→ **What you have to do**
Using the records below, report how many lines hold "this", with no extra text.

→ **Supplied material**
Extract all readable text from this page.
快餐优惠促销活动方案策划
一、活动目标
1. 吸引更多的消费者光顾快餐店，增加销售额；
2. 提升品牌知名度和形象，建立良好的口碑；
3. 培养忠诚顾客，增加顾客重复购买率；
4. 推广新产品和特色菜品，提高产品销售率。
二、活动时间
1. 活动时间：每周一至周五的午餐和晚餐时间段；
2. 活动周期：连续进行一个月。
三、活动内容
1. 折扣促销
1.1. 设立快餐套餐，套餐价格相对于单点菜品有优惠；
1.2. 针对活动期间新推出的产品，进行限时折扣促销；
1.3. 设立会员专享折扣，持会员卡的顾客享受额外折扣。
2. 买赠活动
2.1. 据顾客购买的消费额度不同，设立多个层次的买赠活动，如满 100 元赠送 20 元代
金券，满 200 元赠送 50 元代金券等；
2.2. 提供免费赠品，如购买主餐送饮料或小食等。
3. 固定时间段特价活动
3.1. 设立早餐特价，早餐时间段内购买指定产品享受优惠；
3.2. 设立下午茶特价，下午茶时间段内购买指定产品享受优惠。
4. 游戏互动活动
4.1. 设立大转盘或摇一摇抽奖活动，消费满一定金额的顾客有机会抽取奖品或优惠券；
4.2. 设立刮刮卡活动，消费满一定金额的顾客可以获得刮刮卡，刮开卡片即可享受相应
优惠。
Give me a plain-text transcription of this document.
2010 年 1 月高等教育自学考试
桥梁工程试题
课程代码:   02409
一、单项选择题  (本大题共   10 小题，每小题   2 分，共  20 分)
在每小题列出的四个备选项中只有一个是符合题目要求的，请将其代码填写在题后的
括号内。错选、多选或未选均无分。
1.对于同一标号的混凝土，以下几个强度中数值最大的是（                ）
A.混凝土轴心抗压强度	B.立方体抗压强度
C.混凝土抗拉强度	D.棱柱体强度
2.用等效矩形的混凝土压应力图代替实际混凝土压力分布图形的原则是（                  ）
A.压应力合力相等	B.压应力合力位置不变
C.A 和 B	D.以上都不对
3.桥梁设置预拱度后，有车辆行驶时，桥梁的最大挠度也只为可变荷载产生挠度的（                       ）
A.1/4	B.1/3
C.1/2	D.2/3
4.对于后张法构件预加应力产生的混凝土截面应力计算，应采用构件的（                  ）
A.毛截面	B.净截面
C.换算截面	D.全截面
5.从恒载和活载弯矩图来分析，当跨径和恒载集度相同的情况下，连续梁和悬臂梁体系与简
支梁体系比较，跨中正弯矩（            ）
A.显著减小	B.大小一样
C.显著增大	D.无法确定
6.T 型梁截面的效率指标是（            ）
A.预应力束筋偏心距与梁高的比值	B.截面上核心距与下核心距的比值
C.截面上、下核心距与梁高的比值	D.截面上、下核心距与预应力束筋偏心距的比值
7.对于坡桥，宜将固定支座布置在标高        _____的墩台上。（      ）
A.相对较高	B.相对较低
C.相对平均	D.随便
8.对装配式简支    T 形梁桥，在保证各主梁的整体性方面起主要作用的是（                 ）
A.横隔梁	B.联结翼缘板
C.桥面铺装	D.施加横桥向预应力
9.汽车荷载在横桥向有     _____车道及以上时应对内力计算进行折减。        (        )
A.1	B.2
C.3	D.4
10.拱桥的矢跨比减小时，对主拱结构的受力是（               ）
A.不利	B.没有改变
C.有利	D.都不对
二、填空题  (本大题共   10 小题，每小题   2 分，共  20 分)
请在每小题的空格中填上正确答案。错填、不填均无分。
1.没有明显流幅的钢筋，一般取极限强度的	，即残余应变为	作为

→ **Right answer**
2